— Goal of the exercise —
Every line below is to be quoted exactly, with nothing added or dropped.

— Entries —
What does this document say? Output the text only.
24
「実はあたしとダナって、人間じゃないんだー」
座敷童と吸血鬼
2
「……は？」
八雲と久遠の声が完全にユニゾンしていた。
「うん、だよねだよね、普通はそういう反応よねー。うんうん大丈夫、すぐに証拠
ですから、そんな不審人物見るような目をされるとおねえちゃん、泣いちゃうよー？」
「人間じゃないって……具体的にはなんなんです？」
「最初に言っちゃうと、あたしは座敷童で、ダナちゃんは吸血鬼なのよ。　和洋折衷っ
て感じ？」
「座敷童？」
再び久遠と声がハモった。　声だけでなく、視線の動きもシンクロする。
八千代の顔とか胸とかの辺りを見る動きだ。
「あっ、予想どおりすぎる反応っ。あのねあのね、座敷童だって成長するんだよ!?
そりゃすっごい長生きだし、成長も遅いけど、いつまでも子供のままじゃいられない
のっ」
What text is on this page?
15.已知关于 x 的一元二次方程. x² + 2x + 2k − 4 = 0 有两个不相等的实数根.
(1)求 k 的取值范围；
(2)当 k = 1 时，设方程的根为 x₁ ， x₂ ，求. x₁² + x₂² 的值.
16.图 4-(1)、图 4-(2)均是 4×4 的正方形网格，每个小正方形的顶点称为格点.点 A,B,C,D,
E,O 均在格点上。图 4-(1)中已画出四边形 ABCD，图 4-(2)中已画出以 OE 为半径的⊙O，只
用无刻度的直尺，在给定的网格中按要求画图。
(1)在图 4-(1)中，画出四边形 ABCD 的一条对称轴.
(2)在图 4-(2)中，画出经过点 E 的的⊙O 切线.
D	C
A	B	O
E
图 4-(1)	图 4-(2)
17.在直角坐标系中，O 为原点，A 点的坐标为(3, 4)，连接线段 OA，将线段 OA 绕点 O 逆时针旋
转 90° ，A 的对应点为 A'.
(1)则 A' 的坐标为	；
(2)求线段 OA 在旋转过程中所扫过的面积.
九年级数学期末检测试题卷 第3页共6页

— Exercise response —
What does this document say? Output the text only.
24
「実はあたしとダナって、人間じゃないんだー」
座敷童と吸血鬼
2
「……は？」
八雲と久遠の声が完全にユニゾンしていた。
「うん、だよねだよね、普通はそういう反応よねー。うんうん大丈夫、すぐに証拠
ですから、そんな不審人物見るような目をされるとおねえちゃん、泣いちゃうよー？」
「人間じゃないって……具体的にはなんなんです？」
「最初に言っちゃうと、あたしは座敷童で、ダナちゃんは吸血鬼なのよ。　和洋折衷っ
て感じ？」
「座敷童？」
再び久遠と声がハモった。　声だけでなく、視線の動きもシンクロする。
八千代の顔とか胸とかの辺りを見る動きだ。
「あっ、予想どおりすぎる反応っ。あのねあのね、座敷童だって成長するんだよ!?
そりゃすっごい長生きだし、成長も遅いけど、いつまでも子供のままじゃいられない
のっ」
What text is on this page?
15.已知关于 x 的一元二次方程. x² + 2x + 2k − 4 = 0 有两个不相等的实数根.
(1)求 k 的取值范围；
(2)当 k = 1 时，设方程的根为 x₁ ， x₂ ，求. x₁² + x₂² 的值.
16.图 4-(1)、图 4-(2)均是 4×4 的正方形网格，每个小正方形的顶点称为格点.点 A,B,C,D,
E,O 均在格点上。图 4-(1)中已画出四边形 ABCD，图 4-(2)中已画出以 OE 为半径的⊙O，只
用无刻度的直尺，在给定的网格中按要求画图。
(1)在图 4-(1)中，画出四边形 ABCD 的一条对称轴.
(2)在图 4-(2)中，画出经过点 E 的的⊙O 切线.
D	C
A	B	O
E
图 4-(1)	图 4-(2)
17.在直角坐标系中，O 为原点，A 点的坐标为(3, 4)，连接线段 OA，将线段 OA 绕点 O 逆时针旋
转 90° ，A 的对应点为 A'.
(1)则 A' 的坐标为	；
(2)求线段 OA 在旋转过程中所扫过的面积.
九年级数学期末检测试题卷 第3页共6页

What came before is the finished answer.